>> BEGIN DATASET RECORDS

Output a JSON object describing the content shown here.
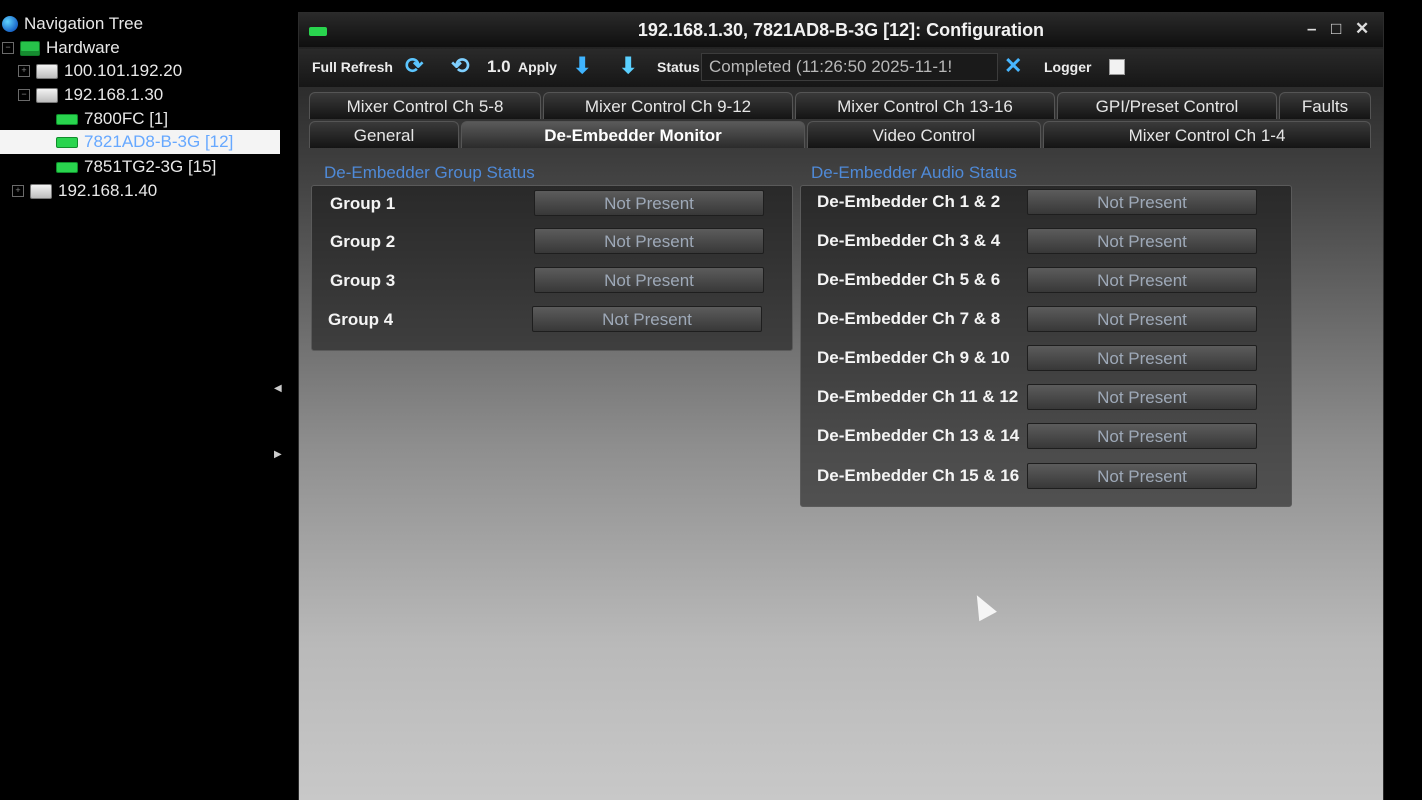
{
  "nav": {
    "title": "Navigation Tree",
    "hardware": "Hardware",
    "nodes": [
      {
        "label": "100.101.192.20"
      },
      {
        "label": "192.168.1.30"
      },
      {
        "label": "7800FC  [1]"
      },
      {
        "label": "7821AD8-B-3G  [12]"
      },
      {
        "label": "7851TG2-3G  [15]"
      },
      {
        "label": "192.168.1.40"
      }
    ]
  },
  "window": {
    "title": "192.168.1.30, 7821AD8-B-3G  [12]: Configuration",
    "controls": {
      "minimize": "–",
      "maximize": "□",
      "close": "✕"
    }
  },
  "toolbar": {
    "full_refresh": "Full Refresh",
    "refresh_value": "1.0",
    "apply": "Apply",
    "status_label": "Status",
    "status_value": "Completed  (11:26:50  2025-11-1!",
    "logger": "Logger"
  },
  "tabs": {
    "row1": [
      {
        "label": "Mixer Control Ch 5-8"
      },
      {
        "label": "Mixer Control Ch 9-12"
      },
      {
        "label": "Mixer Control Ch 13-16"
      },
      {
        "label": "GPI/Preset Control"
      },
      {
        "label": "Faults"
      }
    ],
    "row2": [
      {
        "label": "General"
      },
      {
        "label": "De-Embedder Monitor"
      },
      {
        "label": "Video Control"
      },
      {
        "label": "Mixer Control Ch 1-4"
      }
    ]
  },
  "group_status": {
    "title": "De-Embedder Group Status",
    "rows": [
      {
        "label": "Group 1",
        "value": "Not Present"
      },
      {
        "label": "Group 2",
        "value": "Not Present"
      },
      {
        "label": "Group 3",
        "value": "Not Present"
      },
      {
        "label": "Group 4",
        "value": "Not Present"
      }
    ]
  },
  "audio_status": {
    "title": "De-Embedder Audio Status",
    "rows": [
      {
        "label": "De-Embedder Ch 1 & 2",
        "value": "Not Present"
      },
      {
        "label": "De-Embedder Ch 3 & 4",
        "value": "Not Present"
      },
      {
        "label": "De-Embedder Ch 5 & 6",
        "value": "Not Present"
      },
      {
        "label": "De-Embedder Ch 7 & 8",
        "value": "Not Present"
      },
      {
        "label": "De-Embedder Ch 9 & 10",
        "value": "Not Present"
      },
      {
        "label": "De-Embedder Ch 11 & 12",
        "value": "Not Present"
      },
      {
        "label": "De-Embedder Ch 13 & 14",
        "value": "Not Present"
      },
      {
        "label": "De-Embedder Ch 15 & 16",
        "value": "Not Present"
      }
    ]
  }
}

>> END DATASET RECORDS
>> BEGIN DATASET RECORDS

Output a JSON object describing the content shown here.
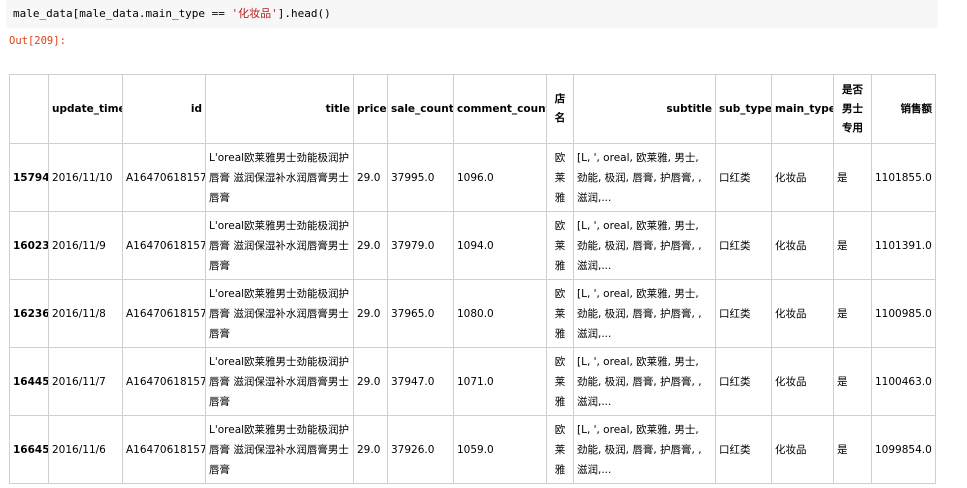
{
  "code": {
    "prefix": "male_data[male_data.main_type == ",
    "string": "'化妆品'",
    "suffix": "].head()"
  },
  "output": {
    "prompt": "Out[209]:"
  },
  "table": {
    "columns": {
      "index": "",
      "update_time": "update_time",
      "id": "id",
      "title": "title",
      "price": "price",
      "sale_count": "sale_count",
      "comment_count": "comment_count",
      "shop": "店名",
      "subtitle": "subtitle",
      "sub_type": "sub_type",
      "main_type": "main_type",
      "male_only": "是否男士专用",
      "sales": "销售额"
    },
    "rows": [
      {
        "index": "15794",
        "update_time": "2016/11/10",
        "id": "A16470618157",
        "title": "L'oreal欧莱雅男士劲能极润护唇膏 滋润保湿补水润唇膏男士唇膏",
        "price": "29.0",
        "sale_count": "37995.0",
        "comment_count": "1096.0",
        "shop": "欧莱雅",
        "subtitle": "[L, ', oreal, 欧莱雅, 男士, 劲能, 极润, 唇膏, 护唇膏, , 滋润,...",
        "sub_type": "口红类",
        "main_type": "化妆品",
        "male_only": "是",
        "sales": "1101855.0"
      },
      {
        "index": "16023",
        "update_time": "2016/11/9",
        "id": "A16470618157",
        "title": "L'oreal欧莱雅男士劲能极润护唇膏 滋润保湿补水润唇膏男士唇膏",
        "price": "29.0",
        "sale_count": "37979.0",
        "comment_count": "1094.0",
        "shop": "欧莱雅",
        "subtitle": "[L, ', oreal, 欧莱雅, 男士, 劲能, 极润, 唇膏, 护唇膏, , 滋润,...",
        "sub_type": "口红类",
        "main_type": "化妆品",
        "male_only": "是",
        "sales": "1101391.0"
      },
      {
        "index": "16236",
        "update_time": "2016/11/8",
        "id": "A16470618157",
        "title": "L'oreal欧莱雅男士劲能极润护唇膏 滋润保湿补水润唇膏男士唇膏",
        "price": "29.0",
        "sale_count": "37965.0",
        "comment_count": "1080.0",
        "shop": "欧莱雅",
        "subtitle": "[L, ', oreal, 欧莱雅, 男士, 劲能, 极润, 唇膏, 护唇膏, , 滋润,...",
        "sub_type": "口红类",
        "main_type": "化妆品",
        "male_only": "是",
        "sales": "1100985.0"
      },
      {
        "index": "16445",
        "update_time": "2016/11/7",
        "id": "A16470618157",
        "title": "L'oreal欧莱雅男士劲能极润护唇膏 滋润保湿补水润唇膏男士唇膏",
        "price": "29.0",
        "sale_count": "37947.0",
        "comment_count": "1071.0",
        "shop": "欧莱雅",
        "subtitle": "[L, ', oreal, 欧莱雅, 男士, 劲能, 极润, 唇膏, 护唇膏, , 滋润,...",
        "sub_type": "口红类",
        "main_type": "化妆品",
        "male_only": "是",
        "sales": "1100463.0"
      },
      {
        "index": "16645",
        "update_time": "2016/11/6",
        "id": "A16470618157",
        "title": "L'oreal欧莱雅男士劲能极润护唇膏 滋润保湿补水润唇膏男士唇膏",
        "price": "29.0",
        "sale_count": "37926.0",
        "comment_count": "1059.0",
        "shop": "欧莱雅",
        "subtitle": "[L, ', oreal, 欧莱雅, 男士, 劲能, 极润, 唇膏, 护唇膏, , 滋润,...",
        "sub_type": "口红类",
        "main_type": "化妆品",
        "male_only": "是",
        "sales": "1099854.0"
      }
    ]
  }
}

>> END DATASET RECORDS

[YOUR OBJECTIVE] Return each line among the entries that holds the word "Mixer".

[SOLUTION TO THE EXERCISE]
        "label": "Mixer Control Ch 5-8"
        "label": "Mixer Control Ch 9-12"
        "label": "Mixer Control Ch 13-16"
        "label": "Mixer Control Ch 1-4"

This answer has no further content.